Gather up the lines that contain "Convert".

===== Data provided =====

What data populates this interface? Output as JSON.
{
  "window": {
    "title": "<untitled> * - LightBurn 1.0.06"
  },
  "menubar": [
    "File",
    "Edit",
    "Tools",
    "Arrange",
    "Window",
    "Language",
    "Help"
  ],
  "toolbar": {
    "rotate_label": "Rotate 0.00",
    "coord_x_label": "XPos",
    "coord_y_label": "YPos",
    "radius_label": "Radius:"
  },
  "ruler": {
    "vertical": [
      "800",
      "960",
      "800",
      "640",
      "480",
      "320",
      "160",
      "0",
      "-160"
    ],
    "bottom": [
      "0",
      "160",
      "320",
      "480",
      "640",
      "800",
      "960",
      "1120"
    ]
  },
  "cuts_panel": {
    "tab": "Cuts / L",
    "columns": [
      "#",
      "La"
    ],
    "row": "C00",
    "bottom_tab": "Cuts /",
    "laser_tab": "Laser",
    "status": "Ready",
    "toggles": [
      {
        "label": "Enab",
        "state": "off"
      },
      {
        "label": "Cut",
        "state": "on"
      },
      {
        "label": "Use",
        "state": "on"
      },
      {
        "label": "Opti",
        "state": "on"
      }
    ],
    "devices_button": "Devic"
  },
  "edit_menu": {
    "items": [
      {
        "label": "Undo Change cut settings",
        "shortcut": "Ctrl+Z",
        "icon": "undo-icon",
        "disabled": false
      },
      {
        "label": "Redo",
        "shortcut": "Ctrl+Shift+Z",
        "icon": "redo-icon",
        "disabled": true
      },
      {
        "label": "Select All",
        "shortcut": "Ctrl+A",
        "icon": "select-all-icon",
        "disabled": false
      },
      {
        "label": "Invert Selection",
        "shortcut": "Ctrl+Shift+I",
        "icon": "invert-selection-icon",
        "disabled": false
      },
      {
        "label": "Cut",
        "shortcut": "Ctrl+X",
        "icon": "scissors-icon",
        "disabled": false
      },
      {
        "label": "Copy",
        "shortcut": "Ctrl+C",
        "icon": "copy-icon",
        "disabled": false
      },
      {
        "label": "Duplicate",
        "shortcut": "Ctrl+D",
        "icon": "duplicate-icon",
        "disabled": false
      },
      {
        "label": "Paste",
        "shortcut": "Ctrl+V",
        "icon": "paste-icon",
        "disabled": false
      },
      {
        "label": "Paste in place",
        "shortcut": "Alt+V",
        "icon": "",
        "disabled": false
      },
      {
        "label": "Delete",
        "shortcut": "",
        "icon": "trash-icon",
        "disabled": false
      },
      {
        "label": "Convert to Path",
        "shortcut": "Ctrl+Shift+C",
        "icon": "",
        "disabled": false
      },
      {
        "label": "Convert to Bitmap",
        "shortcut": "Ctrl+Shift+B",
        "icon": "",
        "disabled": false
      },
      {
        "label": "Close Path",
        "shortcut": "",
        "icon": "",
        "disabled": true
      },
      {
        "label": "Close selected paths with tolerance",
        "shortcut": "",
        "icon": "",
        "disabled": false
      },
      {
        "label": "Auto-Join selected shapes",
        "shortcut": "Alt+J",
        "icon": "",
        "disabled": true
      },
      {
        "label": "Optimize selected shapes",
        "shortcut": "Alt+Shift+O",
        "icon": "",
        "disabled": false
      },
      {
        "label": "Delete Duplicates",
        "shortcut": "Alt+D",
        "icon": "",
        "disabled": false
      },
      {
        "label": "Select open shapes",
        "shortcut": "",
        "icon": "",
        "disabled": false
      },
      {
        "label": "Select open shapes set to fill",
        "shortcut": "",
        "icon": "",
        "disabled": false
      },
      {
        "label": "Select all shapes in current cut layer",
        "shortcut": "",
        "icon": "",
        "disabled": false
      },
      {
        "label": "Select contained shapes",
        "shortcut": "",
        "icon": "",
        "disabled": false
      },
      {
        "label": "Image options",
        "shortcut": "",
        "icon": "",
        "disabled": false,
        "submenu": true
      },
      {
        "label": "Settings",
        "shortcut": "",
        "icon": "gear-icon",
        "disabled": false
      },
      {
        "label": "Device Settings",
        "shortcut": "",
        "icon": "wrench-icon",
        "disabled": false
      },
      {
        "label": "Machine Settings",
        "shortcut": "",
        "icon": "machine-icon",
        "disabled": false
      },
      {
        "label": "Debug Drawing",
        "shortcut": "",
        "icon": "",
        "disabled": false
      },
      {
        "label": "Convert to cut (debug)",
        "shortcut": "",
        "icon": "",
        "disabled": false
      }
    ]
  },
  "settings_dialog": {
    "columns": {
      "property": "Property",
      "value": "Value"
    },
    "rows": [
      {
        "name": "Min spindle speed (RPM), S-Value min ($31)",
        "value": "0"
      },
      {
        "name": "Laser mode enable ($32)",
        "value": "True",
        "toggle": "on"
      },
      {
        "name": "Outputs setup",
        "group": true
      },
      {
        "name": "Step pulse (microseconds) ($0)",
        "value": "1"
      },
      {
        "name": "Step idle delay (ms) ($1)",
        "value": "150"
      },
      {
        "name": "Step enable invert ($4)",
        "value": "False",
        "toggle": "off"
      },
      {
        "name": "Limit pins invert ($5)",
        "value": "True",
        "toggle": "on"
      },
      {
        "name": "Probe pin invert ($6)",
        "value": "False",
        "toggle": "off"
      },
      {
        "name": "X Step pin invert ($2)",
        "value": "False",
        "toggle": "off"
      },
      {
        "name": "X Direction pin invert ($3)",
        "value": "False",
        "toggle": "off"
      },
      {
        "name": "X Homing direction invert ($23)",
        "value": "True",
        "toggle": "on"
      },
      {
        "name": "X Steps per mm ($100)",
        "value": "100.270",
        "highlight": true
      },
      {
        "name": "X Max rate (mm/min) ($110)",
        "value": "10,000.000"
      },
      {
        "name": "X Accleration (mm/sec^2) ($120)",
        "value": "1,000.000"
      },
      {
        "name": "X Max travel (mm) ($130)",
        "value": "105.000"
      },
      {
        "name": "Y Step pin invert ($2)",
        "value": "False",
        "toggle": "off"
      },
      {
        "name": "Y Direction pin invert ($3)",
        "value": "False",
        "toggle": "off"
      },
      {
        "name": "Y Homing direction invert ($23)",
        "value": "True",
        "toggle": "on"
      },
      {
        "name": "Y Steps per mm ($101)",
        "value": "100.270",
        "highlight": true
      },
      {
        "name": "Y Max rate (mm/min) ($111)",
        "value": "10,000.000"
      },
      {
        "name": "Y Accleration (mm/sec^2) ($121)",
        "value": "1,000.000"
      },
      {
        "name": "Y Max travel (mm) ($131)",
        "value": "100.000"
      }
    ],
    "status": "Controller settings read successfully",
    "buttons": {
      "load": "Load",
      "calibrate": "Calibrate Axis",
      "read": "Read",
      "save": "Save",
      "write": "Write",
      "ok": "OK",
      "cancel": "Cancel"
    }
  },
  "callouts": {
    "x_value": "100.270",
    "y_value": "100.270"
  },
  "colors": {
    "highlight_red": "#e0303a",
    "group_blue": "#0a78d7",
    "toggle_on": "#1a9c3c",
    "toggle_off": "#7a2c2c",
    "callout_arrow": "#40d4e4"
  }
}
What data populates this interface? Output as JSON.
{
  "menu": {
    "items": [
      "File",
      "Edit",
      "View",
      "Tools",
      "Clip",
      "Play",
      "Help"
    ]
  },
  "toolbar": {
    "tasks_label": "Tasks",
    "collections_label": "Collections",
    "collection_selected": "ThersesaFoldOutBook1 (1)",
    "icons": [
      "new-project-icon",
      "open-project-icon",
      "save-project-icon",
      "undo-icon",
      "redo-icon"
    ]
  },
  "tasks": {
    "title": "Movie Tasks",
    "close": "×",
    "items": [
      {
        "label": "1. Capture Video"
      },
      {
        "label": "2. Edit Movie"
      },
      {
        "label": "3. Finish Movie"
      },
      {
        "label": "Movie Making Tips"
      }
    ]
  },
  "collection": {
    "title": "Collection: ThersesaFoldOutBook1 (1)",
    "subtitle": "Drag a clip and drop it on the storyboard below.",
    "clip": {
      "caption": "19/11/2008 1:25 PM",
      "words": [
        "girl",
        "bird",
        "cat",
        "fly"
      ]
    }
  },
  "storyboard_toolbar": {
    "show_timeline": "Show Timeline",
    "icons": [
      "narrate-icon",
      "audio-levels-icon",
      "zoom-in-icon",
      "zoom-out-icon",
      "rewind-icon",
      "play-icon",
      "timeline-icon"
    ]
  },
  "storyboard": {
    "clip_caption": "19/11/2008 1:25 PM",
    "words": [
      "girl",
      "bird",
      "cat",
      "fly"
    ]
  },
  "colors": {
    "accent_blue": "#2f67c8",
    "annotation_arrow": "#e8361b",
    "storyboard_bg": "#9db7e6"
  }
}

=====

Output for this task
        "label": "Convert to Path",
        "label": "Convert to Bitmap",
        "label": "Convert to cut (debug)",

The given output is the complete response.